## REQUIRED WORK
Scan the records and identify every line in which the string "Accurate" occurs, then return those lines.

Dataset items

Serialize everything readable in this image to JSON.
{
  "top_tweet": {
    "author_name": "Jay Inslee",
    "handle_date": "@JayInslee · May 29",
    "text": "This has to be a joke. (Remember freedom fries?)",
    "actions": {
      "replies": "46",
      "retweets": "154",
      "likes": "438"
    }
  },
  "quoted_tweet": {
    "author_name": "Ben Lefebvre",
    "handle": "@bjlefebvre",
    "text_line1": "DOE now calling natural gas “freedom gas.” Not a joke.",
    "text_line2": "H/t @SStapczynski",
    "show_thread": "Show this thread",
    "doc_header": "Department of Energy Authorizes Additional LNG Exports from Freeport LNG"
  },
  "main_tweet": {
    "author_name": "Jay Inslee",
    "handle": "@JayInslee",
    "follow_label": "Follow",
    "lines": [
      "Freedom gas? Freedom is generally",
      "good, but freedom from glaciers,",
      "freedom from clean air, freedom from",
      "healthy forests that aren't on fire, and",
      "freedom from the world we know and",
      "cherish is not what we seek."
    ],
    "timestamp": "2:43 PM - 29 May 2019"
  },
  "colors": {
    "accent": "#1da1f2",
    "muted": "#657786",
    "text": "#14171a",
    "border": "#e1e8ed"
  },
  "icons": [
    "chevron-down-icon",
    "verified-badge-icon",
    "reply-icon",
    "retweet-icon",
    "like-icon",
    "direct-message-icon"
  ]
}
---
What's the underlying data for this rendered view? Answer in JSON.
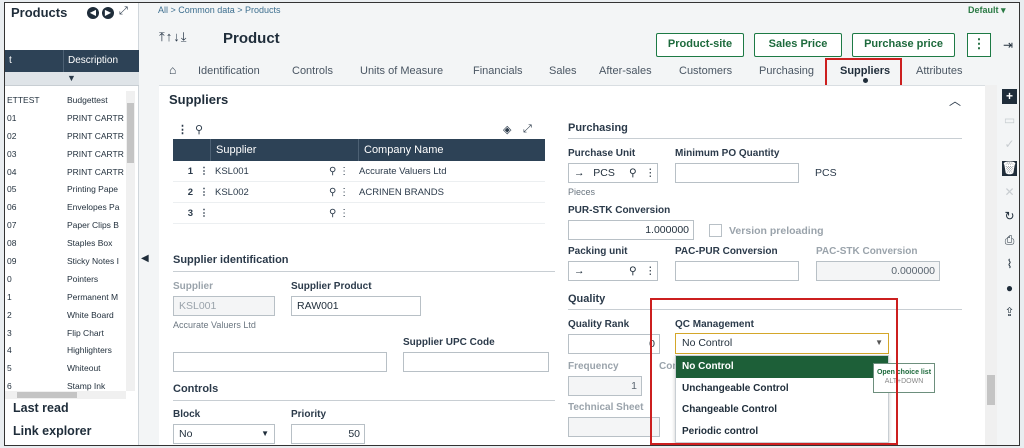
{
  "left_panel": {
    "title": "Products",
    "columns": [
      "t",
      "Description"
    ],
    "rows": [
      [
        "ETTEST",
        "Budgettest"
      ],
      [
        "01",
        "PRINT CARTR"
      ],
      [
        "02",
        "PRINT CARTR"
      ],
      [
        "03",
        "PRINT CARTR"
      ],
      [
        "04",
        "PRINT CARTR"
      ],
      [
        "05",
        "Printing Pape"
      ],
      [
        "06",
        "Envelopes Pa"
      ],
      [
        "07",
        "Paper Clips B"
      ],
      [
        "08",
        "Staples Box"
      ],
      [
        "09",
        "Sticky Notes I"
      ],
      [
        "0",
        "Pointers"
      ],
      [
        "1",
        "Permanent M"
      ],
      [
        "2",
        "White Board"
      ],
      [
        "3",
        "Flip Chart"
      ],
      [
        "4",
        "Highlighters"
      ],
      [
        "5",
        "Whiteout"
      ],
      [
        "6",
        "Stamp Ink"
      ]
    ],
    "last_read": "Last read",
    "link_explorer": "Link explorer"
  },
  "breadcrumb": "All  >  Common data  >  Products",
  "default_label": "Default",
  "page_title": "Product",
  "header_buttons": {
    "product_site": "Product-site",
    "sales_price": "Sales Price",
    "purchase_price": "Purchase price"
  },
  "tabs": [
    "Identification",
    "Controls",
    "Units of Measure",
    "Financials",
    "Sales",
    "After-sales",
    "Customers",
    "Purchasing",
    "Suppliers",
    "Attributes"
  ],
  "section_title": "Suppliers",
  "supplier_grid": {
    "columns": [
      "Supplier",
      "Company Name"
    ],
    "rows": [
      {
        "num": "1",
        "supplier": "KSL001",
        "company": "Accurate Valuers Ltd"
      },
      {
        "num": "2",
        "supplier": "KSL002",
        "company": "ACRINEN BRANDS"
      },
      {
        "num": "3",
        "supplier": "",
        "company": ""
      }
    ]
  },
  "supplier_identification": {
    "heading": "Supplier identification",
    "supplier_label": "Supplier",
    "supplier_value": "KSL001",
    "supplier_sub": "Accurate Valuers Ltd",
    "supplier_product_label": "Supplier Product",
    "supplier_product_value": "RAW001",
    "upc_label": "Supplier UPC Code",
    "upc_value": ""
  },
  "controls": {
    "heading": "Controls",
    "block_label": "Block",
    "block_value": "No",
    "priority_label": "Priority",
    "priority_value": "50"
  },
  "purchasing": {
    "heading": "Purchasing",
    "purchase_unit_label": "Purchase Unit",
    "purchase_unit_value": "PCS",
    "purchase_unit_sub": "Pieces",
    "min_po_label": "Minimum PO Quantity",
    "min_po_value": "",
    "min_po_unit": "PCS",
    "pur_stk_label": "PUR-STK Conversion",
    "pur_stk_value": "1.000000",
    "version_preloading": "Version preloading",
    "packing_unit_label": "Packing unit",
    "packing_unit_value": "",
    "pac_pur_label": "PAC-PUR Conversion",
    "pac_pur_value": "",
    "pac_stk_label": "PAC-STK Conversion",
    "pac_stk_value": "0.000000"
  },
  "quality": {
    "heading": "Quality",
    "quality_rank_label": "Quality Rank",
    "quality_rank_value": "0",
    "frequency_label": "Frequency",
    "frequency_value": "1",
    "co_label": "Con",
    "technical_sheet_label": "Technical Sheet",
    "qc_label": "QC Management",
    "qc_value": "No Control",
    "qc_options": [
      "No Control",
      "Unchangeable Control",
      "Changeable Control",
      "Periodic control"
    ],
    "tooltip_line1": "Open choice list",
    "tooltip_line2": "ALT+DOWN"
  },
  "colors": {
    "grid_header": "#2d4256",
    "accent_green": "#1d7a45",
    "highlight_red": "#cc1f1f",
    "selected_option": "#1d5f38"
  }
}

## WRITTEN REPLY
        "company": "Accurate Valuers Ltd"
    "supplier_sub": "Accurate Valuers Ltd",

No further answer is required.